[Dataset entries on figures]
## START

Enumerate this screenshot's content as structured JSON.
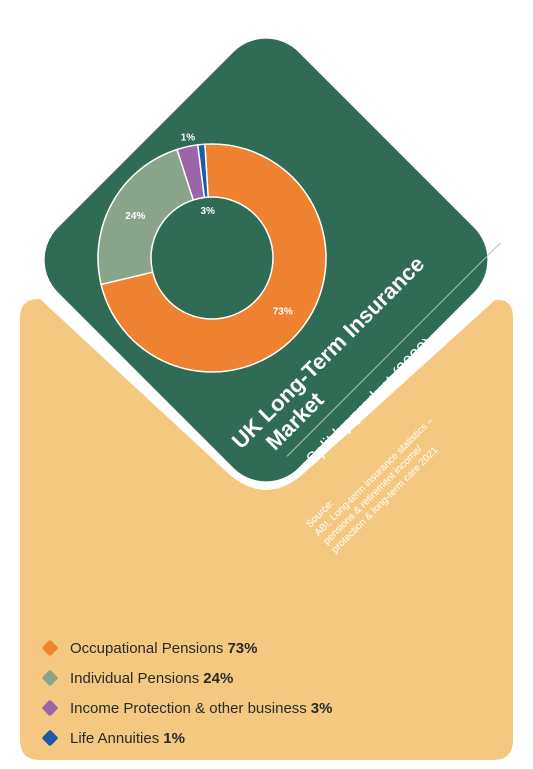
{
  "chart_data": {
    "type": "pie",
    "title": "UK Long-Term Insurance Market",
    "subtitle": "Split by product (2022)",
    "source_lines": [
      "Source:",
      "ABI, Long-term insurance statistics –",
      "pensions & retirement income/",
      "protection & long-term care 2021"
    ],
    "categories": [
      "Occupational Pensions",
      "Individual Pensions",
      "Income Protection & other business",
      "Life Annuities"
    ],
    "values": [
      73,
      24,
      3,
      1
    ],
    "value_labels": [
      "73%",
      "24%",
      "3%",
      "1%"
    ],
    "colors": [
      "#ee8230",
      "#8aa48c",
      "#9b65a8",
      "#1f5aa6"
    ],
    "legend_position": "bottom-left"
  },
  "colors": {
    "green_card": "#2f6b55",
    "tan_panel": "#f5c882",
    "white": "#ffffff"
  }
}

## END

### [Given instruction]
Print the entries above exactly, taking out only the pictures.

### [Response to this exercise]
Enumerate this screenshot's content as structured JSON.
{
  "chart_data": {
    "type": "pie",
    "title": "UK Long-Term Insurance Market",
    "subtitle": "Split by product (2022)",
    "source_lines": [
      "Source:",
      "ABI, Long-term insurance statistics –",
      "pensions & retirement income/",
      "protection & long-term care 2021"
    ],
    "categories": [
      "Occupational Pensions",
      "Individual Pensions",
      "Income Protection & other business",
      "Life Annuities"
    ],
    "values": [
      73,
      24,
      3,
      1
    ],
    "value_labels": [
      "73%",
      "24%",
      "3%",
      "1%"
    ],
    "colors": [
      "#ee8230",
      "#8aa48c",
      "#9b65a8",
      "#1f5aa6"
    ],
    "legend_position": "bottom-left"
  },
  "colors": {
    "green_card": "#2f6b55",
    "tan_panel": "#f5c882",
    "white": "#ffffff"
  }
}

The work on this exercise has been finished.